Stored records
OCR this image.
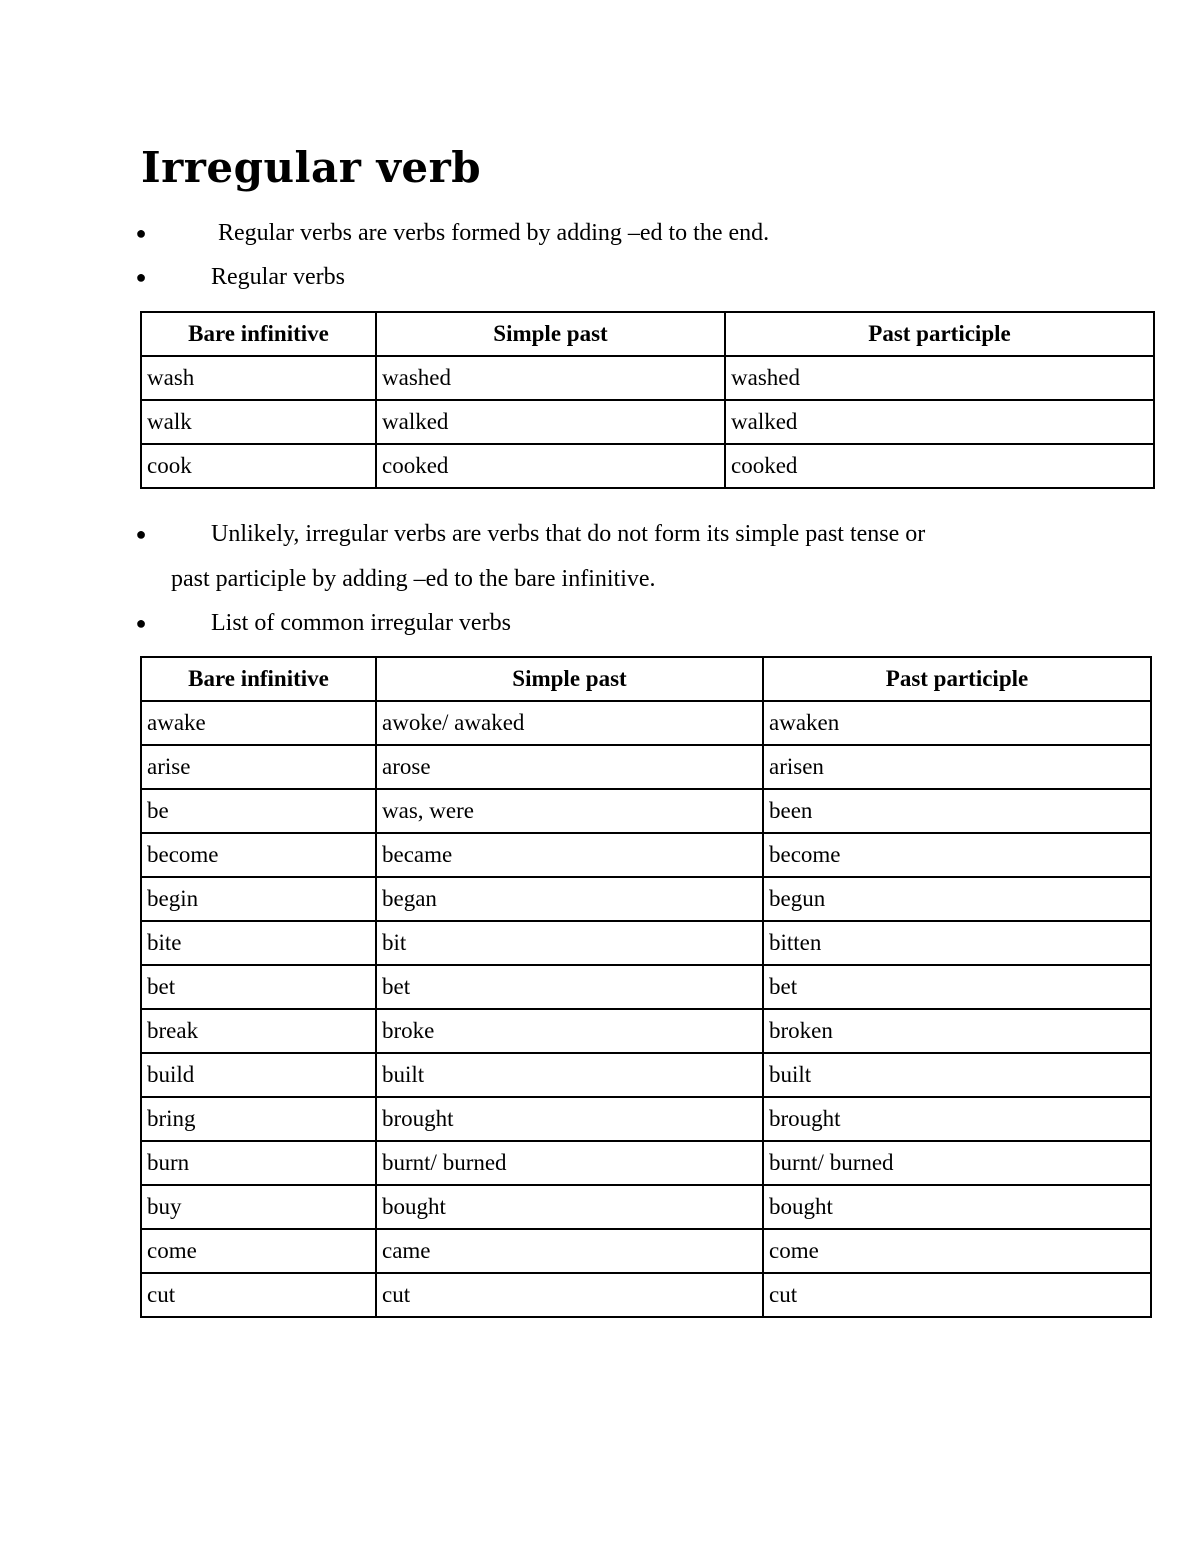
Irregular verb
●	Regular verbs are verbs formed by adding –ed to the end.
●	Regular verbs
Bare infinitive	Simple past	Past participle
wash	washed	washed
walk	walked	walked
cook	cooked	cooked
●	Unlikely, irregular verbs are verbs that do not form its simple past tense or
past participle by adding –ed to the bare infinitive.
●	List of common irregular verbs
Bare infinitive	Simple past	Past participle
awake	awoke/ awaked	awaken
arise	arose	arisen
be	was, were	been
become	became	become
begin	began	begun
bite	bit	bitten
bet	bet	bet
break	broke	broken
build	built	built
bring	brought	brought
burn	burnt/ burned	burnt/ burned
buy	bought	bought
come	came	come
cut	cut	cut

=== Job ===
Repeat the material above word for word, please, apart from its images.

=== Exercise answer ===
OCR this image.
Irregular verb
●	Regular verbs are verbs formed by adding –ed to the end.
●	Regular verbs
Bare infinitive	Simple past	Past participle
wash	washed	washed
walk	walked	walked
cook	cooked	cooked
●	Unlikely, irregular verbs are verbs that do not form its simple past tense or
past participle by adding –ed to the bare infinitive.
●	List of common irregular verbs
Bare infinitive	Simple past	Past participle
awake	awoke/ awaked	awaken
arise	arose	arisen
be	was, were	been
become	became	become
begin	began	begun
bite	bit	bitten
bet	bet	bet
break	broke	broken
build	built	built
bring	brought	brought
burn	burnt/ burned	burnt/ burned
buy	bought	bought
come	came	come
cut	cut	cut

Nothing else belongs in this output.